* **Exercise description**
According to the article about solar power for homeowners, what share of U.S. greenhouse emissions comes from buildings?

##### Page extract #####

Real Estate

Inside One Billionaire’s Plan To Bring Solar Power To Every Homeowner

HAYES BARNARD figured out how to make costly green energy affordable—and it has made him one of the richest people in America.

By Jonathan Ponciano


“What if you were sitting on the antidote for Covid and you didn’t deploy it? That’s how I feel,” says Hayes Barnard as he guides his 2012 Tesla Model S through the sweltering streets of Austin, Texas. The 50-year-old software salesman turned serial entrepreneur is making the case that his fintech, GoodLeap, is helping save the planet—as well as making him rich. Some 40% of U.S. greenhouse emissions come from buildings, compared to 25% from transportation. “We have to electrify the home. We have to!” he exhorts, his voice rising. “If not us, who?”

Of course, GoodLeap isn’t exactly electrifying Americans’ homes. Contractors are doing that. But it is making it possible for ordinary home­owners to instantly finance solar installations, paying the cost over 25 years with their monthly utility bill savings, with a little left over each month. “People don’t want to do it unless they know they’re saving money from day one,” Barnard says. “That guy in Dubuque, Iowa, isn’t thinking about how he can lower his carbon footprint, but he is thinking about how he can save $50 a month.”

##### Stored data #####

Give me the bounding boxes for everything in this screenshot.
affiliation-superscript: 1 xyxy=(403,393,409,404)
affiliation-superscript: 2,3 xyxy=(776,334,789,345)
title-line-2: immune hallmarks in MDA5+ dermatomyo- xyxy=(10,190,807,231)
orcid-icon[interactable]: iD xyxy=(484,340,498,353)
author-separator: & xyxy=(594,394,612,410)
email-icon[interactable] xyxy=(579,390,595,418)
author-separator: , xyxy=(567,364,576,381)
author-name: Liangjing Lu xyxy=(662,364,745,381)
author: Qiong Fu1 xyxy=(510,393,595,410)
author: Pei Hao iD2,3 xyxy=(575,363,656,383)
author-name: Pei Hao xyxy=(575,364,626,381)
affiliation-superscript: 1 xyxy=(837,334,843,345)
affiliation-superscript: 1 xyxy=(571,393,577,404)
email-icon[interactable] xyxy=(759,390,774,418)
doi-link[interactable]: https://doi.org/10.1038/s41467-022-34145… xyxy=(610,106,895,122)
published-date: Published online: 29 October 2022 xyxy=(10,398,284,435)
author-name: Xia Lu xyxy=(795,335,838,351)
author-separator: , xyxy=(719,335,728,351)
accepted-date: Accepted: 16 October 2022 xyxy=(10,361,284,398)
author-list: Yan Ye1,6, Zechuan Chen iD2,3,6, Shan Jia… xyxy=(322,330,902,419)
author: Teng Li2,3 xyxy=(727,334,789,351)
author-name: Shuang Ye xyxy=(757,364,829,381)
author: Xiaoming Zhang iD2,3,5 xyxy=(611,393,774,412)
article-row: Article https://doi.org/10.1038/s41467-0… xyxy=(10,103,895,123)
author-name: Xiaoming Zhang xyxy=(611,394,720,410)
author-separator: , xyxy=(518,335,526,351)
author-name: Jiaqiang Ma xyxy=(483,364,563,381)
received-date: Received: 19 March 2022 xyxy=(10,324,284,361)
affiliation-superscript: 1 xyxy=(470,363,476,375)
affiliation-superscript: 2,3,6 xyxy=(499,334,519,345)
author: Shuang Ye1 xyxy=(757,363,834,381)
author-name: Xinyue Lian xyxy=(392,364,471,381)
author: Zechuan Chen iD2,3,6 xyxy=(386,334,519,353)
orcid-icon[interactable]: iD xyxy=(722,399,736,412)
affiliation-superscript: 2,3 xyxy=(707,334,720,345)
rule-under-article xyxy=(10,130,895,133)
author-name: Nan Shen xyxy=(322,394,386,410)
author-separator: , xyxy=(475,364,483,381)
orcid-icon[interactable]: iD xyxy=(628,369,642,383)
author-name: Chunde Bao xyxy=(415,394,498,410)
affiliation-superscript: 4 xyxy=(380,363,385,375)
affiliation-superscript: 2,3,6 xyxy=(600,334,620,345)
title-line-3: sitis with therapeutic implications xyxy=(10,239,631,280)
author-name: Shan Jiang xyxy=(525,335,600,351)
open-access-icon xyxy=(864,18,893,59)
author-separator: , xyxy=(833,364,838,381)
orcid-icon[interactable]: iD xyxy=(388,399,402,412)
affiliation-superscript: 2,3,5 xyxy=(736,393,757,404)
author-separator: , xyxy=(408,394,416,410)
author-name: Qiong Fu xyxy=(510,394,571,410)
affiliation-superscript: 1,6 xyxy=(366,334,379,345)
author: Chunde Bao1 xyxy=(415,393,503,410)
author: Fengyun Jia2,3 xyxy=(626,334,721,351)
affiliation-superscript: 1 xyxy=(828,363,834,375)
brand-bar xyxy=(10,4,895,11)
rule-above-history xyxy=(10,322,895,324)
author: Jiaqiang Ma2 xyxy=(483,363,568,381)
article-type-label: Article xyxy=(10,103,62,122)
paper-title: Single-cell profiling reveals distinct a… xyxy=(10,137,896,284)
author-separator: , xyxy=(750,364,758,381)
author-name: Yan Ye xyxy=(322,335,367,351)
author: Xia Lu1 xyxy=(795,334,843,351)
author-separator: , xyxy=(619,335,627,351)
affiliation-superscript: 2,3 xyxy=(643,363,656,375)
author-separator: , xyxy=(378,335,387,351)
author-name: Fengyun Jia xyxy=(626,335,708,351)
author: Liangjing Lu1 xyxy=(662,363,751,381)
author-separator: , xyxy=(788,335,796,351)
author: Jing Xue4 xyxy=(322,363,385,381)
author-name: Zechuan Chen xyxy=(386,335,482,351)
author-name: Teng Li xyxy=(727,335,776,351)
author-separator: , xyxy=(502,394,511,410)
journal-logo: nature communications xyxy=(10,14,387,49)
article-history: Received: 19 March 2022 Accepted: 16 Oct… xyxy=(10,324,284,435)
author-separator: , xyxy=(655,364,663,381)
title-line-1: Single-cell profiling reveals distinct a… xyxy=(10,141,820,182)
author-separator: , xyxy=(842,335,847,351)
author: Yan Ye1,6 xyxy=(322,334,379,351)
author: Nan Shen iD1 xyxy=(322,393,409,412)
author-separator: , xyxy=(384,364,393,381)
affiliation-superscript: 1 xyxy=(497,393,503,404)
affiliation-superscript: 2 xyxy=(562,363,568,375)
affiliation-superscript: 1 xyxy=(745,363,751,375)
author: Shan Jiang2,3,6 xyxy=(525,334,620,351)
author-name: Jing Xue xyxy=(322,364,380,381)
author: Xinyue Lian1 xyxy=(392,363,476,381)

#####

* **Answer section**
Some 40%